◆ Brief: After reading the data below, copy out every line that contains the word "rDNA".

Material provided section start

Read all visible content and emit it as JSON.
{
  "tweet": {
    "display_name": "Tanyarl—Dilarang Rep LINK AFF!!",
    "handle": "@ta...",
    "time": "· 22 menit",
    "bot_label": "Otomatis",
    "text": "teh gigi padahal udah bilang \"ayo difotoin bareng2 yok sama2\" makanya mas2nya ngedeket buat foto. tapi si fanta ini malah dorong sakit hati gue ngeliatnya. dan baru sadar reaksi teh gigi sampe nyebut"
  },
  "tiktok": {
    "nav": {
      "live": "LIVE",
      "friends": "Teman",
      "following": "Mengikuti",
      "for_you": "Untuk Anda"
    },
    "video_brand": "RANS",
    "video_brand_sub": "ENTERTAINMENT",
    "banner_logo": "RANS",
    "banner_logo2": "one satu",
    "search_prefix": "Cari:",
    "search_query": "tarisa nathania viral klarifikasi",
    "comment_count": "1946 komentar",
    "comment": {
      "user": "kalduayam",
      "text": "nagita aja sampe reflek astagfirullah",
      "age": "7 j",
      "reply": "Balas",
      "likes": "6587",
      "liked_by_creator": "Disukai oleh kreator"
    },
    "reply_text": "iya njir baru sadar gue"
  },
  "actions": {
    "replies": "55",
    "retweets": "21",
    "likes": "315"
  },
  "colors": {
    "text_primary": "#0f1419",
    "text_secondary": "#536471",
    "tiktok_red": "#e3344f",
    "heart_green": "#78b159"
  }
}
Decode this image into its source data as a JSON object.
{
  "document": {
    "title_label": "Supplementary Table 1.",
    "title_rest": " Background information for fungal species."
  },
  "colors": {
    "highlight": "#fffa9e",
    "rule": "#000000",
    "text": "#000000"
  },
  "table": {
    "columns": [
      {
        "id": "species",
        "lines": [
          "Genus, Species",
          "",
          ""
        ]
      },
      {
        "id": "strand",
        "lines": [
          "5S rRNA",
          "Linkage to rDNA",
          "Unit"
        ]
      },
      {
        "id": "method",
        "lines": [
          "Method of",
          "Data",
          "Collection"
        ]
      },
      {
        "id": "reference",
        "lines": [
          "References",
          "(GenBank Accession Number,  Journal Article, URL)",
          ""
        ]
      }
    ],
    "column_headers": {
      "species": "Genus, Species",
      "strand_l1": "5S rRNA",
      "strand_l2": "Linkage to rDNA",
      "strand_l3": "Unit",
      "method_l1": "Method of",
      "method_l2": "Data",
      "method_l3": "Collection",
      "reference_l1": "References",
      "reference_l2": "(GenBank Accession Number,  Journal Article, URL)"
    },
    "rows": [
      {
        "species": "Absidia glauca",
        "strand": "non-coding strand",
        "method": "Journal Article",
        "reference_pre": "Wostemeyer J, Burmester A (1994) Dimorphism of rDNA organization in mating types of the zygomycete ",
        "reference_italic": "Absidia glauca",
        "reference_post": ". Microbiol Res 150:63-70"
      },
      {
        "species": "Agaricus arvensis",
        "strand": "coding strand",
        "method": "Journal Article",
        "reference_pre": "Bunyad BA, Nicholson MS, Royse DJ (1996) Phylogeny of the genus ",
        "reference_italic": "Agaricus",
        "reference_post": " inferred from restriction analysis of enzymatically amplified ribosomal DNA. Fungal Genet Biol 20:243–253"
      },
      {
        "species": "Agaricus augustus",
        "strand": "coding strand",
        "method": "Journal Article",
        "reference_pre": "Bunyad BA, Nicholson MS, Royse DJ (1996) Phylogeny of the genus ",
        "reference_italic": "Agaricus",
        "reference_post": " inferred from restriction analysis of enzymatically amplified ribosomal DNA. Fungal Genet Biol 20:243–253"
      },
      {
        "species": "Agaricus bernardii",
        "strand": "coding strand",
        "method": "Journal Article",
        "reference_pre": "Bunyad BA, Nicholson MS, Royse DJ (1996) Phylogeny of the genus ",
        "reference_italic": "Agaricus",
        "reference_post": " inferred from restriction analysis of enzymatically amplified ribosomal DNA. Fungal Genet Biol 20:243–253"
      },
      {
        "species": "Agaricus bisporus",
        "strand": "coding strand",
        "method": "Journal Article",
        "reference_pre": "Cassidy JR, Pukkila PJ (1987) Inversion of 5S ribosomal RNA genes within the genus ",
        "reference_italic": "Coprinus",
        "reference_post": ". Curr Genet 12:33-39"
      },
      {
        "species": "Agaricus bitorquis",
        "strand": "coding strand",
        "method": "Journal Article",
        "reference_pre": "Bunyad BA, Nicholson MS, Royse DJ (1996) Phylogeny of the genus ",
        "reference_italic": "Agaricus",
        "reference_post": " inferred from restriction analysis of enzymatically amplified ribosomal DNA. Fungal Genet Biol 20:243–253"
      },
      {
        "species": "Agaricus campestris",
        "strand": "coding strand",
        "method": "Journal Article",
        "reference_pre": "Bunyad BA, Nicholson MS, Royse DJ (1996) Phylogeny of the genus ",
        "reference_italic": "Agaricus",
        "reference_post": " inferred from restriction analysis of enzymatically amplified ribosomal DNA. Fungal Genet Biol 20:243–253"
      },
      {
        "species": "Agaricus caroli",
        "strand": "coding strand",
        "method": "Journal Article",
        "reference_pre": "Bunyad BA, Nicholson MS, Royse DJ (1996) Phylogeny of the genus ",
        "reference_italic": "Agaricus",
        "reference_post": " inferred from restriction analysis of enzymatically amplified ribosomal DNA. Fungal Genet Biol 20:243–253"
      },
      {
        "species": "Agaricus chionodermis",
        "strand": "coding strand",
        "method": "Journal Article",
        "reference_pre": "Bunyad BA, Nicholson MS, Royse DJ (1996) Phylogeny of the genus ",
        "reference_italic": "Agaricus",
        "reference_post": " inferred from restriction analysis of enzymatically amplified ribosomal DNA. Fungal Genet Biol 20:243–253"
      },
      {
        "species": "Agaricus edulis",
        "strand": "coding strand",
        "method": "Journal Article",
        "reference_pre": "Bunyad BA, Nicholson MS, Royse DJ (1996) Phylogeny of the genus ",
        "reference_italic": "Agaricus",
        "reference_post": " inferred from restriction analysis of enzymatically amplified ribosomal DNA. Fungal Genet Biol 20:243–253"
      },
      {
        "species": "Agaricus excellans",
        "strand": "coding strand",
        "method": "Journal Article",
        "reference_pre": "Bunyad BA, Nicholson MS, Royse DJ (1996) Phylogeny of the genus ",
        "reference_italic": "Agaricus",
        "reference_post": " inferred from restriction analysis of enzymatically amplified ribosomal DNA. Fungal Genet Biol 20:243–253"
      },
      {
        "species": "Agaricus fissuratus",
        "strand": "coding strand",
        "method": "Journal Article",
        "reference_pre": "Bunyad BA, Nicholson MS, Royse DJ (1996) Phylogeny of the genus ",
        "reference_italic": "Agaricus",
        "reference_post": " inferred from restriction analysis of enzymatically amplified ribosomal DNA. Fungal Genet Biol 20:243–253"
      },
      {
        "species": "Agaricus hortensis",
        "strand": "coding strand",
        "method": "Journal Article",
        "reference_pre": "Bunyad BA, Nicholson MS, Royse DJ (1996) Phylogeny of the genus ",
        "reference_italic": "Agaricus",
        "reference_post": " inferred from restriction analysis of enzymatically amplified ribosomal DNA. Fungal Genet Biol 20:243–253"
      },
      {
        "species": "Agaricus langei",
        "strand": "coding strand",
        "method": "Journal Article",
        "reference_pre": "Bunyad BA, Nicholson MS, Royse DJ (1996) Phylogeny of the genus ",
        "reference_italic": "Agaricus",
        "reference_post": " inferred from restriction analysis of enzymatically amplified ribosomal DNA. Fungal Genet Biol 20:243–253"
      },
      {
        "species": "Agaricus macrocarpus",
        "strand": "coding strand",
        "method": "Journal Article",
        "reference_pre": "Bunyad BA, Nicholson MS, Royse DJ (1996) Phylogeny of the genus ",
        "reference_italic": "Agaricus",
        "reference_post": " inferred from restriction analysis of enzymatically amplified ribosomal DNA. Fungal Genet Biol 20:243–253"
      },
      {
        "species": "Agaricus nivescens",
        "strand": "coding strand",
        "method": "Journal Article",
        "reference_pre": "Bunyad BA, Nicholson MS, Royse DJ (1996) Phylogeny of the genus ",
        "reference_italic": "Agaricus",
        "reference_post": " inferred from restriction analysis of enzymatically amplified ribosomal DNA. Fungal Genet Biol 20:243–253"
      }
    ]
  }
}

Material provided section end

◆ Answer space:
          "Linkage to rDNA",
      "strand_l2": "Linkage to rDNA",
        "reference_pre": "Wostemeyer J, Burmester A (1994) Dimorphism of rDNA organization in mating types of the zygomycete ",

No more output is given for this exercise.